Exercise task:
Transcribe the full listing below exactly.

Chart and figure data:

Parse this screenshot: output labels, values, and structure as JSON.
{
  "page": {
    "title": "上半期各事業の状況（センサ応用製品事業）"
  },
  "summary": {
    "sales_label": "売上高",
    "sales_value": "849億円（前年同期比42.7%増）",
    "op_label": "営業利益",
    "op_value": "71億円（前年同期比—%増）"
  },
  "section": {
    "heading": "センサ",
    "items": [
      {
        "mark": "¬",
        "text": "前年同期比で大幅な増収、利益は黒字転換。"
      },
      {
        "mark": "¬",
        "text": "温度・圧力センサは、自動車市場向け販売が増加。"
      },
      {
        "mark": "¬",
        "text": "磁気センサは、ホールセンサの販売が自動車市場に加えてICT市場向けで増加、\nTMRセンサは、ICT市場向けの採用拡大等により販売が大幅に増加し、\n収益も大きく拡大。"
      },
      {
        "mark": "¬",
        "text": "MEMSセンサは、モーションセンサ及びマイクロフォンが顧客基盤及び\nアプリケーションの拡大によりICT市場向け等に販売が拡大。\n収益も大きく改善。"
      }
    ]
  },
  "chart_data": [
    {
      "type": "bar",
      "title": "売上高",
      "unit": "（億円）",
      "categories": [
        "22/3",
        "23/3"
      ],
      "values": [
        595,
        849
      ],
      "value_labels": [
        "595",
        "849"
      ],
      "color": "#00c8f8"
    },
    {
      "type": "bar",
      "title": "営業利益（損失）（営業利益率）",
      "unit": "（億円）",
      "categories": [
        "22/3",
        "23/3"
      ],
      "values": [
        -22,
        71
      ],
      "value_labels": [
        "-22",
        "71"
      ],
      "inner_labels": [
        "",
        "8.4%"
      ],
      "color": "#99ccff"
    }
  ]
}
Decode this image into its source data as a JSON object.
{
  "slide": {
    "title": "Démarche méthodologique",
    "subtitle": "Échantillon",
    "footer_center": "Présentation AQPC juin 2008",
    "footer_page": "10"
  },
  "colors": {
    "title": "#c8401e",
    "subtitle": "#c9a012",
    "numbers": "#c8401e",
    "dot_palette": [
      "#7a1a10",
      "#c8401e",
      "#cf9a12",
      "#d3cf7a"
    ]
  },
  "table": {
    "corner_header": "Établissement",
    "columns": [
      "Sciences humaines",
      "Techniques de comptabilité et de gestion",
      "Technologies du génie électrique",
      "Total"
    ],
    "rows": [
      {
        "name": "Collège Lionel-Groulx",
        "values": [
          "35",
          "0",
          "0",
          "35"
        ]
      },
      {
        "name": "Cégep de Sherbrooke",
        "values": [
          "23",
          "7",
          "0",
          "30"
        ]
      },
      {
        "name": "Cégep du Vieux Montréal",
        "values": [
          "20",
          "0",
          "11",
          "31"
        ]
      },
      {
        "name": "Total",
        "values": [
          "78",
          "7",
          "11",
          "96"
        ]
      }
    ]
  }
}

The result:
Parse this screenshot: output labels, values, and structure as JSON.
{
  "page": {
    "title": "上半期各事業の状況（センサ応用製品事業）"
  },
  "summary": {
    "sales_label": "売上高",
    "sales_value": "849億円（前年同期比42.7%増）",
    "op_label": "営業利益",
    "op_value": "71億円（前年同期比—%増）"
  },
  "section": {
    "heading": "センサ",
    "items": [
      {
        "mark": "¬",
        "text": "前年同期比で大幅な増収、利益は黒字転換。"
      },
      {
        "mark": "¬",
        "text": "温度・圧力センサは、自動車市場向け販売が増加。"
      },
      {
        "mark": "¬",
        "text": "磁気センサは、ホールセンサの販売が自動車市場に加えてICT市場向けで増加、\nTMRセンサは、ICT市場向けの採用拡大等により販売が大幅に増加し、\n収益も大きく拡大。"
      },
      {
        "mark": "¬",
        "text": "MEMSセンサは、モーションセンサ及びマイクロフォンが顧客基盤及び\nアプリケーションの拡大によりICT市場向け等に販売が拡大。\n収益も大きく改善。"
      }
    ]
  },
  "chart_data": [
    {
      "type": "bar",
      "title": "売上高",
      "unit": "（億円）",
      "categories": [
        "22/3",
        "23/3"
      ],
      "values": [
        595,
        849
      ],
      "value_labels": [
        "595",
        "849"
      ],
      "color": "#00c8f8"
    },
    {
      "type": "bar",
      "title": "営業利益（損失）（営業利益率）",
      "unit": "（億円）",
      "categories": [
        "22/3",
        "23/3"
      ],
      "values": [
        -22,
        71
      ],
      "value_labels": [
        "-22",
        "71"
      ],
      "inner_labels": [
        "",
        "8.4%"
      ],
      "color": "#99ccff"
    }
  ]
}
Decode this image into its source data as a JSON object.
{
  "slide": {
    "title": "Démarche méthodologique",
    "subtitle": "Échantillon",
    "footer_center": "Présentation AQPC juin 2008",
    "footer_page": "10"
  },
  "colors": {
    "title": "#c8401e",
    "subtitle": "#c9a012",
    "numbers": "#c8401e",
    "dot_palette": [
      "#7a1a10",
      "#c8401e",
      "#cf9a12",
      "#d3cf7a"
    ]
  },
  "table": {
    "corner_header": "Établissement",
    "columns": [
      "Sciences humaines",
      "Techniques de comptabilité et de gestion",
      "Technologies du génie électrique",
      "Total"
    ],
    "rows": [
      {
        "name": "Collège Lionel-Groulx",
        "values": [
          "35",
          "0",
          "0",
          "35"
        ]
      },
      {
        "name": "Cégep de Sherbrooke",
        "values": [
          "23",
          "7",
          "0",
          "30"
        ]
      },
      {
        "name": "Cégep du Vieux Montréal",
        "values": [
          "20",
          "0",
          "11",
          "31"
        ]
      },
      {
        "name": "Total",
        "values": [
          "78",
          "7",
          "11",
          "96"
        ]
      }
    ]
  }
}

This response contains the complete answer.